* Task data:
** begin **
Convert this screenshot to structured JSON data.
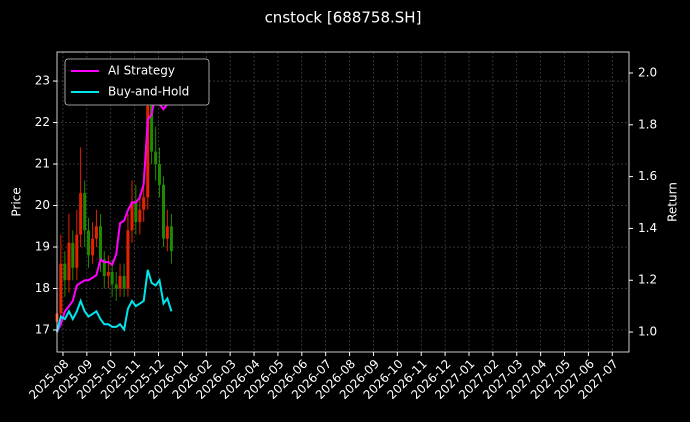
{
  "chart_data": {
    "type": "candlestick",
    "title": "cnstock [688758.SH]",
    "ylabel": "Price",
    "y2label": "Return",
    "x": [
      -0.25,
      -0.09,
      0.08,
      0.25,
      0.41,
      0.58,
      0.74,
      0.91,
      1.07,
      1.24,
      1.4,
      1.57,
      1.73,
      1.9,
      2.06,
      2.23,
      2.39,
      2.56,
      2.72,
      2.89,
      3.05,
      3.22,
      3.38,
      3.55,
      3.71,
      3.88,
      4.04,
      4.21,
      4.37,
      4.54
    ],
    "open": [
      17.2,
      17.4,
      18.6,
      18.2,
      19.1,
      18.5,
      19.3,
      20.3,
      19.4,
      18.8,
      19.2,
      19.5,
      18.7,
      18.3,
      18.4,
      18.1,
      18.0,
      18.3,
      18.0,
      19.4,
      20.1,
      19.6,
      19.9,
      20.2,
      22.4,
      21.3,
      21.0,
      20.5,
      19.2,
      19.5
    ],
    "high": [
      17.9,
      19.3,
      18.9,
      19.8,
      19.4,
      19.9,
      21.4,
      20.6,
      19.7,
      19.6,
      19.9,
      19.8,
      18.9,
      18.8,
      18.7,
      18.4,
      18.6,
      18.6,
      19.8,
      20.6,
      20.5,
      20.3,
      20.8,
      23.2,
      22.9,
      21.9,
      21.4,
      20.7,
      19.9,
      19.8
    ],
    "low": [
      16.9,
      17.1,
      17.8,
      17.9,
      18.2,
      18.2,
      19.0,
      19.0,
      18.5,
      18.6,
      19.0,
      18.4,
      18.0,
      18.0,
      17.8,
      17.7,
      17.8,
      17.8,
      17.8,
      19.1,
      19.3,
      19.3,
      19.6,
      19.9,
      21.0,
      20.6,
      20.2,
      19.0,
      18.9,
      18.6
    ],
    "close": [
      17.4,
      18.6,
      18.2,
      19.1,
      18.5,
      19.3,
      20.3,
      19.4,
      18.8,
      19.2,
      19.5,
      18.7,
      18.3,
      18.4,
      18.1,
      18.0,
      18.3,
      18.0,
      19.4,
      20.1,
      19.6,
      19.9,
      20.2,
      22.4,
      21.3,
      21.0,
      20.5,
      19.2,
      19.5,
      18.9
    ],
    "up_color": "#e62200",
    "down_color": "#1f8a00",
    "series": [
      {
        "name": "AI Strategy",
        "color": "#ff00ff",
        "axis": "y2",
        "values": [
          1.0,
          1.03,
          1.08,
          1.1,
          1.12,
          1.18,
          1.19,
          1.2,
          1.2,
          1.21,
          1.22,
          1.28,
          1.27,
          1.27,
          1.26,
          1.3,
          1.42,
          1.43,
          1.47,
          1.5,
          1.5,
          1.52,
          1.57,
          1.82,
          1.84,
          1.92,
          1.88,
          1.86,
          1.88,
          1.88
        ]
      },
      {
        "name": "Buy-and-Hold",
        "color": "#00e5ee",
        "axis": "y2",
        "values": [
          1.0,
          1.06,
          1.05,
          1.08,
          1.05,
          1.08,
          1.12,
          1.08,
          1.06,
          1.07,
          1.08,
          1.05,
          1.03,
          1.03,
          1.02,
          1.02,
          1.03,
          1.01,
          1.09,
          1.12,
          1.1,
          1.11,
          1.12,
          1.24,
          1.19,
          1.18,
          1.2,
          1.11,
          1.13,
          1.08
        ]
      }
    ],
    "xlim": [
      -0.25,
      23.7
    ],
    "xticks": [
      {
        "value": 0,
        "label": "2025-08"
      },
      {
        "value": 1,
        "label": "2025-09"
      },
      {
        "value": 2,
        "label": "2025-10"
      },
      {
        "value": 3,
        "label": "2025-11"
      },
      {
        "value": 4,
        "label": "2025-12"
      },
      {
        "value": 5,
        "label": "2026-01"
      },
      {
        "value": 6,
        "label": "2026-02"
      },
      {
        "value": 7,
        "label": "2026-03"
      },
      {
        "value": 8,
        "label": "2026-04"
      },
      {
        "value": 9,
        "label": "2026-05"
      },
      {
        "value": 10,
        "label": "2026-06"
      },
      {
        "value": 11,
        "label": "2026-07"
      },
      {
        "value": 12,
        "label": "2026-08"
      },
      {
        "value": 13,
        "label": "2026-09"
      },
      {
        "value": 14,
        "label": "2026-10"
      },
      {
        "value": 15,
        "label": "2026-11"
      },
      {
        "value": 16,
        "label": "2026-12"
      },
      {
        "value": 17,
        "label": "2027-01"
      },
      {
        "value": 18,
        "label": "2027-02"
      },
      {
        "value": 19,
        "label": "2027-03"
      },
      {
        "value": 20,
        "label": "2027-04"
      },
      {
        "value": 21,
        "label": "2027-05"
      },
      {
        "value": 22,
        "label": "2027-06"
      },
      {
        "value": 23,
        "label": "2027-07"
      }
    ],
    "ylim": [
      16.47,
      23.7
    ],
    "yticks": [
      17,
      18,
      19,
      20,
      21,
      22,
      23
    ],
    "y2lim": [
      0.923,
      2.081
    ],
    "y2ticks": [
      {
        "value": 1,
        "label": "1.0"
      },
      1.2,
      1.4,
      1.6,
      1.8,
      {
        "value": 2,
        "label": "2.0"
      }
    ],
    "grid": true,
    "legend": "upper left"
  }
}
** end **
* Your instructions: Print the records above exactly as they stand, but leave out the pictures.

* Output:
Convert this screenshot to structured JSON data.
{
  "chart_data": {
    "type": "candlestick",
    "title": "cnstock [688758.SH]",
    "ylabel": "Price",
    "y2label": "Return",
    "x": [
      -0.25,
      -0.09,
      0.08,
      0.25,
      0.41,
      0.58,
      0.74,
      0.91,
      1.07,
      1.24,
      1.4,
      1.57,
      1.73,
      1.9,
      2.06,
      2.23,
      2.39,
      2.56,
      2.72,
      2.89,
      3.05,
      3.22,
      3.38,
      3.55,
      3.71,
      3.88,
      4.04,
      4.21,
      4.37,
      4.54
    ],
    "open": [
      17.2,
      17.4,
      18.6,
      18.2,
      19.1,
      18.5,
      19.3,
      20.3,
      19.4,
      18.8,
      19.2,
      19.5,
      18.7,
      18.3,
      18.4,
      18.1,
      18.0,
      18.3,
      18.0,
      19.4,
      20.1,
      19.6,
      19.9,
      20.2,
      22.4,
      21.3,
      21.0,
      20.5,
      19.2,
      19.5
    ],
    "high": [
      17.9,
      19.3,
      18.9,
      19.8,
      19.4,
      19.9,
      21.4,
      20.6,
      19.7,
      19.6,
      19.9,
      19.8,
      18.9,
      18.8,
      18.7,
      18.4,
      18.6,
      18.6,
      19.8,
      20.6,
      20.5,
      20.3,
      20.8,
      23.2,
      22.9,
      21.9,
      21.4,
      20.7,
      19.9,
      19.8
    ],
    "low": [
      16.9,
      17.1,
      17.8,
      17.9,
      18.2,
      18.2,
      19.0,
      19.0,
      18.5,
      18.6,
      19.0,
      18.4,
      18.0,
      18.0,
      17.8,
      17.7,
      17.8,
      17.8,
      17.8,
      19.1,
      19.3,
      19.3,
      19.6,
      19.9,
      21.0,
      20.6,
      20.2,
      19.0,
      18.9,
      18.6
    ],
    "close": [
      17.4,
      18.6,
      18.2,
      19.1,
      18.5,
      19.3,
      20.3,
      19.4,
      18.8,
      19.2,
      19.5,
      18.7,
      18.3,
      18.4,
      18.1,
      18.0,
      18.3,
      18.0,
      19.4,
      20.1,
      19.6,
      19.9,
      20.2,
      22.4,
      21.3,
      21.0,
      20.5,
      19.2,
      19.5,
      18.9
    ],
    "up_color": "#e62200",
    "down_color": "#1f8a00",
    "series": [
      {
        "name": "AI Strategy",
        "color": "#ff00ff",
        "axis": "y2",
        "values": [
          1.0,
          1.03,
          1.08,
          1.1,
          1.12,
          1.18,
          1.19,
          1.2,
          1.2,
          1.21,
          1.22,
          1.28,
          1.27,
          1.27,
          1.26,
          1.3,
          1.42,
          1.43,
          1.47,
          1.5,
          1.5,
          1.52,
          1.57,
          1.82,
          1.84,
          1.92,
          1.88,
          1.86,
          1.88,
          1.88
        ]
      },
      {
        "name": "Buy-and-Hold",
        "color": "#00e5ee",
        "axis": "y2",
        "values": [
          1.0,
          1.06,
          1.05,
          1.08,
          1.05,
          1.08,
          1.12,
          1.08,
          1.06,
          1.07,
          1.08,
          1.05,
          1.03,
          1.03,
          1.02,
          1.02,
          1.03,
          1.01,
          1.09,
          1.12,
          1.1,
          1.11,
          1.12,
          1.24,
          1.19,
          1.18,
          1.2,
          1.11,
          1.13,
          1.08
        ]
      }
    ],
    "xlim": [
      -0.25,
      23.7
    ],
    "xticks": [
      {
        "value": 0,
        "label": "2025-08"
      },
      {
        "value": 1,
        "label": "2025-09"
      },
      {
        "value": 2,
        "label": "2025-10"
      },
      {
        "value": 3,
        "label": "2025-11"
      },
      {
        "value": 4,
        "label": "2025-12"
      },
      {
        "value": 5,
        "label": "2026-01"
      },
      {
        "value": 6,
        "label": "2026-02"
      },
      {
        "value": 7,
        "label": "2026-03"
      },
      {
        "value": 8,
        "label": "2026-04"
      },
      {
        "value": 9,
        "label": "2026-05"
      },
      {
        "value": 10,
        "label": "2026-06"
      },
      {
        "value": 11,
        "label": "2026-07"
      },
      {
        "value": 12,
        "label": "2026-08"
      },
      {
        "value": 13,
        "label": "2026-09"
      },
      {
        "value": 14,
        "label": "2026-10"
      },
      {
        "value": 15,
        "label": "2026-11"
      },
      {
        "value": 16,
        "label": "2026-12"
      },
      {
        "value": 17,
        "label": "2027-01"
      },
      {
        "value": 18,
        "label": "2027-02"
      },
      {
        "value": 19,
        "label": "2027-03"
      },
      {
        "value": 20,
        "label": "2027-04"
      },
      {
        "value": 21,
        "label": "2027-05"
      },
      {
        "value": 22,
        "label": "2027-06"
      },
      {
        "value": 23,
        "label": "2027-07"
      }
    ],
    "ylim": [
      16.47,
      23.7
    ],
    "yticks": [
      17,
      18,
      19,
      20,
      21,
      22,
      23
    ],
    "y2lim": [
      0.923,
      2.081
    ],
    "y2ticks": [
      {
        "value": 1,
        "label": "1.0"
      },
      1.2,
      1.4,
      1.6,
      1.8,
      {
        "value": 2,
        "label": "2.0"
      }
    ],
    "grid": true,
    "legend": "upper left"
  }
}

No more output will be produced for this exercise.